**WHAT THE TASK ASKS:** Reproduce the lines from the line containing "Give bounding boxes" through the line containing "allow-duplicate-checkbox[interactable] xyxy=(190,834,207,851)", including both of those lines.

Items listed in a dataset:
^^^^^^^^

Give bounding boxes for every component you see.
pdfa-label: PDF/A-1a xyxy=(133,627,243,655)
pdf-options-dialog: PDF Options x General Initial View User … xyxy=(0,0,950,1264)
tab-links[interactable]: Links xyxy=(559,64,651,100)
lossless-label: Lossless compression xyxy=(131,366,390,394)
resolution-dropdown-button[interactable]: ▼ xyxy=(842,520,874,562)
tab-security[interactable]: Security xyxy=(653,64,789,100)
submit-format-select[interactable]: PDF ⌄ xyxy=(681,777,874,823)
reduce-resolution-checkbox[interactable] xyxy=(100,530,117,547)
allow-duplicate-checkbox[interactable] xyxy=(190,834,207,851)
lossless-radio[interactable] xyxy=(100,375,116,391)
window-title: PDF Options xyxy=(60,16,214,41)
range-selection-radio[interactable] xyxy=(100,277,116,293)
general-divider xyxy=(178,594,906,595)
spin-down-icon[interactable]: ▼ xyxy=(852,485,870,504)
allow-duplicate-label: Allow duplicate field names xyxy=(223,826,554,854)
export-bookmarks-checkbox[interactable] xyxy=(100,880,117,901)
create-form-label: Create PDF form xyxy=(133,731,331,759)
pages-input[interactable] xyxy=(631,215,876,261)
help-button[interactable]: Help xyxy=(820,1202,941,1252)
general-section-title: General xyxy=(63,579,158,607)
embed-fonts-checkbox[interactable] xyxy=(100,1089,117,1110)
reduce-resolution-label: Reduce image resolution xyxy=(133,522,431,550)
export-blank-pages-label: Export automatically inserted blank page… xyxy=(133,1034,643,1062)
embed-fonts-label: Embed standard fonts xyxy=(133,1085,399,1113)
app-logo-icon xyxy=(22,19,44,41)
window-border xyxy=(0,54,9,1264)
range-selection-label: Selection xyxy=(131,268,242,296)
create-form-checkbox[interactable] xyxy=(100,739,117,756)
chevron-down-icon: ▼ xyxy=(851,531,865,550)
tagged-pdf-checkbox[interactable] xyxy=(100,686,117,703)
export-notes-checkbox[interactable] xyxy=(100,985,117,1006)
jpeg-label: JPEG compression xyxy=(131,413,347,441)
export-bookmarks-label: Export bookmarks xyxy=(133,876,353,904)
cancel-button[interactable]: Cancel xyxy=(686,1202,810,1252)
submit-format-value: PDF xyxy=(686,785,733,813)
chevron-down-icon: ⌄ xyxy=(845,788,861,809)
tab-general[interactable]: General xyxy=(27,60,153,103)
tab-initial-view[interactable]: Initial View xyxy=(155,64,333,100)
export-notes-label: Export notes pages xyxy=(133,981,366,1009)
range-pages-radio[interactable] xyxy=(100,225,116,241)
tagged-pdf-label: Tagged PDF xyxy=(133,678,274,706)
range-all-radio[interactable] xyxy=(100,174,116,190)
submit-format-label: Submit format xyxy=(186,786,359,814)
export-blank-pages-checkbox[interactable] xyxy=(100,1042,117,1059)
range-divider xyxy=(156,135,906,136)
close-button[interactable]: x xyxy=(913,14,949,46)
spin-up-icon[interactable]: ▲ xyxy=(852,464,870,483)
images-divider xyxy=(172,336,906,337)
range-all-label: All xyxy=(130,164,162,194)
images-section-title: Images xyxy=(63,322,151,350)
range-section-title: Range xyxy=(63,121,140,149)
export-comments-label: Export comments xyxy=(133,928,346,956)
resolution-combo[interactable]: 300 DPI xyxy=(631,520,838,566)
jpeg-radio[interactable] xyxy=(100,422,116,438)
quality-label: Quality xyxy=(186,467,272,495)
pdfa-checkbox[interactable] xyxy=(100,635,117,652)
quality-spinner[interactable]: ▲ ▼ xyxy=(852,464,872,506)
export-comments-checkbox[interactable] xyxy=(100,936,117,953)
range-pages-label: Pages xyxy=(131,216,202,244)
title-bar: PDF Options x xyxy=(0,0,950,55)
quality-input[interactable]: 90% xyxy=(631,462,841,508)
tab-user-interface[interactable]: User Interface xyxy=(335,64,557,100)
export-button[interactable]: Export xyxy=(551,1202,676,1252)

^^^^^^^^

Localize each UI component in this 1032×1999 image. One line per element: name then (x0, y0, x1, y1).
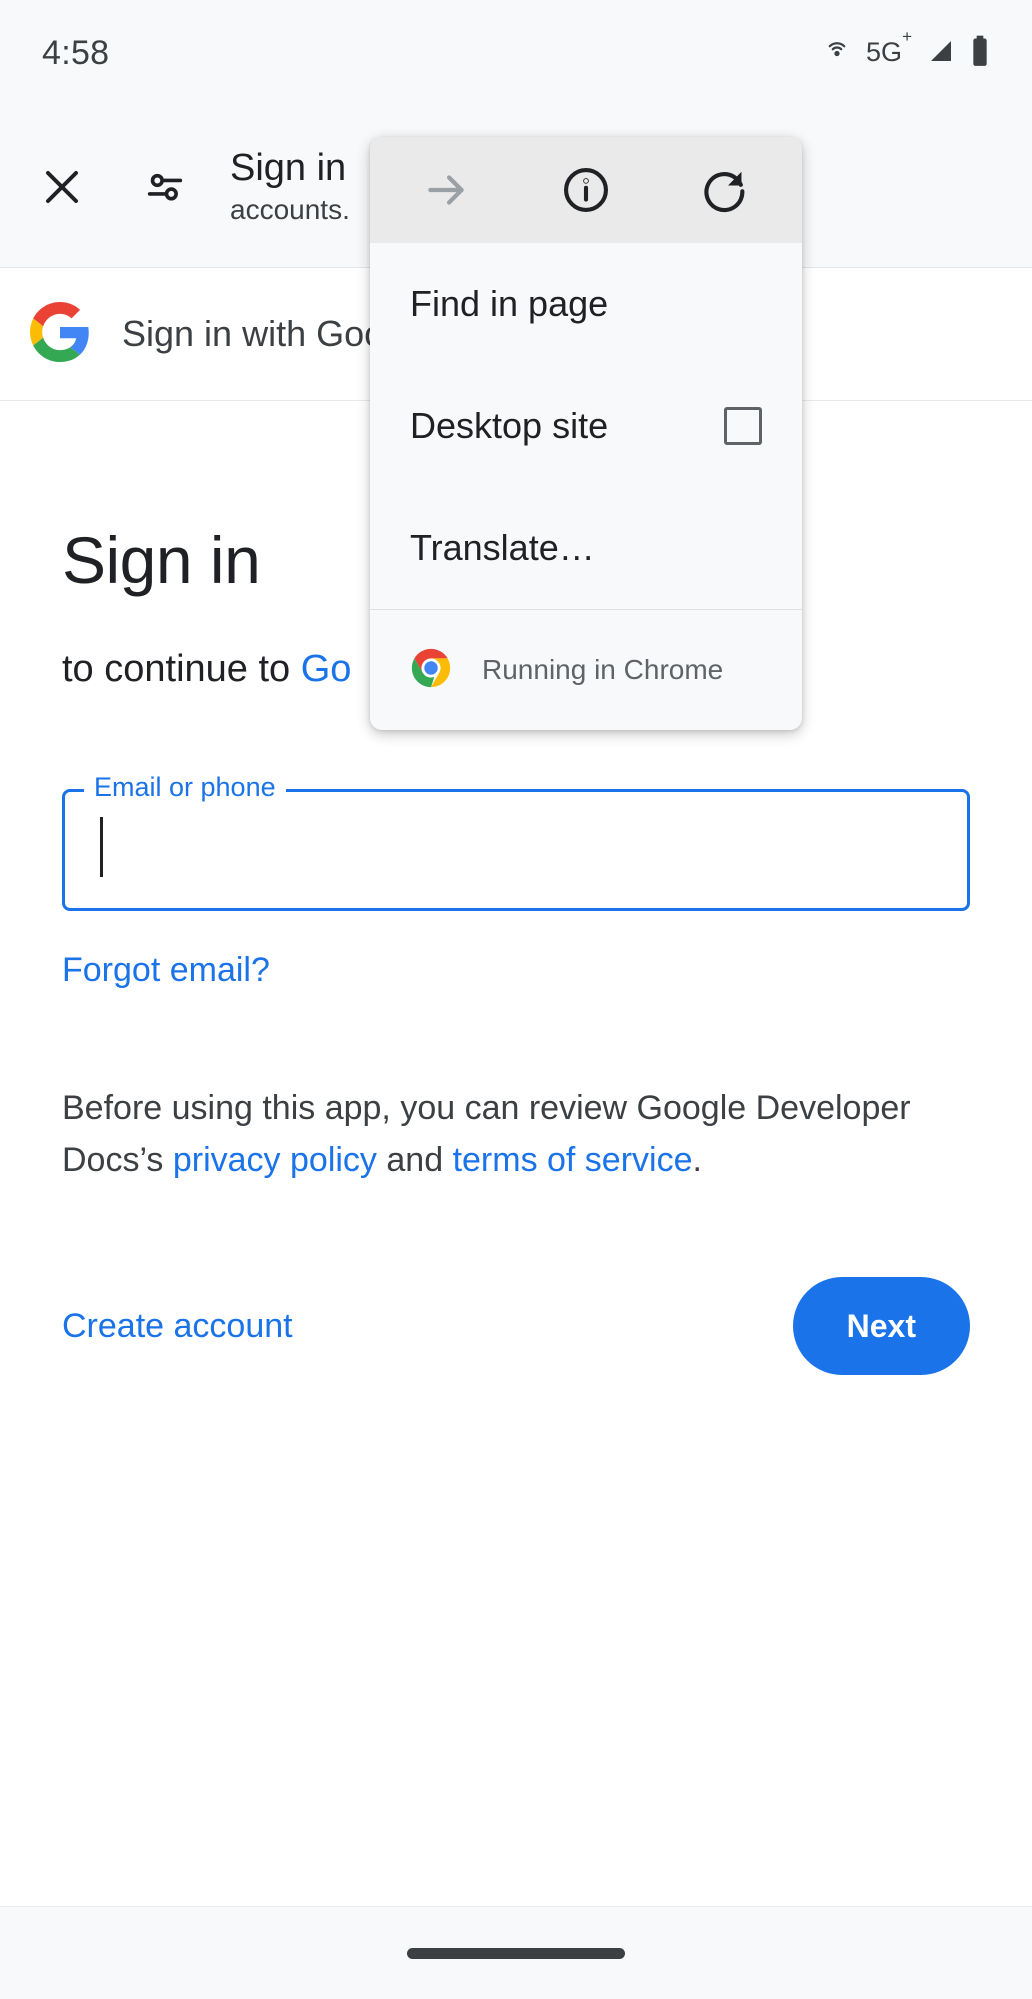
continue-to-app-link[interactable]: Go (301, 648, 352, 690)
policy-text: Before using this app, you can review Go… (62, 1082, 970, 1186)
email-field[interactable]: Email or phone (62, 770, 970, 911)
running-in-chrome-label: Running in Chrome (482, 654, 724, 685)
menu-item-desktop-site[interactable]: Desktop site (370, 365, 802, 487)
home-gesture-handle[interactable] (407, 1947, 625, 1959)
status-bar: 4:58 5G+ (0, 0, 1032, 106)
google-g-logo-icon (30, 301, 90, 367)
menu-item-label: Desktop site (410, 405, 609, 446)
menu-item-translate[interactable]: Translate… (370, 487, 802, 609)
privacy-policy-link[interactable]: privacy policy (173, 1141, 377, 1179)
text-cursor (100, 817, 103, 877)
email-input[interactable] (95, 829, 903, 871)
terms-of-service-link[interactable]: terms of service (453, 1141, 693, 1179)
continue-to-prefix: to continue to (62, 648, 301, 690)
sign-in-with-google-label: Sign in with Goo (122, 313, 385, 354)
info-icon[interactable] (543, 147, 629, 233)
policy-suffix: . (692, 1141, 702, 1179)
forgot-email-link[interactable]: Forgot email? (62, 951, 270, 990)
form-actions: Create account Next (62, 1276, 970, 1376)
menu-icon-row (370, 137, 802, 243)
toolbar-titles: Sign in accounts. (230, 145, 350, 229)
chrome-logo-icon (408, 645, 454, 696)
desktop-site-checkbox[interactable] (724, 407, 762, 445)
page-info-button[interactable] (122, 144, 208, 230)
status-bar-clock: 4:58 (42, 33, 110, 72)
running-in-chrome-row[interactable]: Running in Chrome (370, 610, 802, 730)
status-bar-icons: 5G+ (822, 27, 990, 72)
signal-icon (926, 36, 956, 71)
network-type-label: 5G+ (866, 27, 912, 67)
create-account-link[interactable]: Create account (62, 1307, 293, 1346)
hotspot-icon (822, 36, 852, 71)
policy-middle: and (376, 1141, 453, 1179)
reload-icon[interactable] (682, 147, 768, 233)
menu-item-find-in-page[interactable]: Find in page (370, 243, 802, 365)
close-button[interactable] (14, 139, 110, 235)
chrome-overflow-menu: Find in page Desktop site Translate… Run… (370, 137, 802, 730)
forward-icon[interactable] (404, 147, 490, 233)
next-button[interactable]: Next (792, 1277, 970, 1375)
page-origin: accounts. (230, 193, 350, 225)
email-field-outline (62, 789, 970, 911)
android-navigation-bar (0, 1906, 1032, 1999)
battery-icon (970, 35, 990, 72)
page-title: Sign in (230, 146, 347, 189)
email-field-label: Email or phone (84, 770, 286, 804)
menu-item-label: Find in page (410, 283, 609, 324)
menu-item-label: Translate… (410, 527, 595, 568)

^^^^^^^^

**ANSWER:**
Give bounding boxes for every component you see.
pdfa-label: PDF/A-1a xyxy=(133,627,243,655)
pdf-options-dialog: PDF Options x General Initial View User … xyxy=(0,0,950,1264)
tab-links[interactable]: Links xyxy=(559,64,651,100)
lossless-label: Lossless compression xyxy=(131,366,390,394)
resolution-dropdown-button[interactable]: ▼ xyxy=(842,520,874,562)
tab-security[interactable]: Security xyxy=(653,64,789,100)
submit-format-select[interactable]: PDF ⌄ xyxy=(681,777,874,823)
reduce-resolution-checkbox[interactable] xyxy=(100,530,117,547)
allow-duplicate-checkbox[interactable] xyxy=(190,834,207,851)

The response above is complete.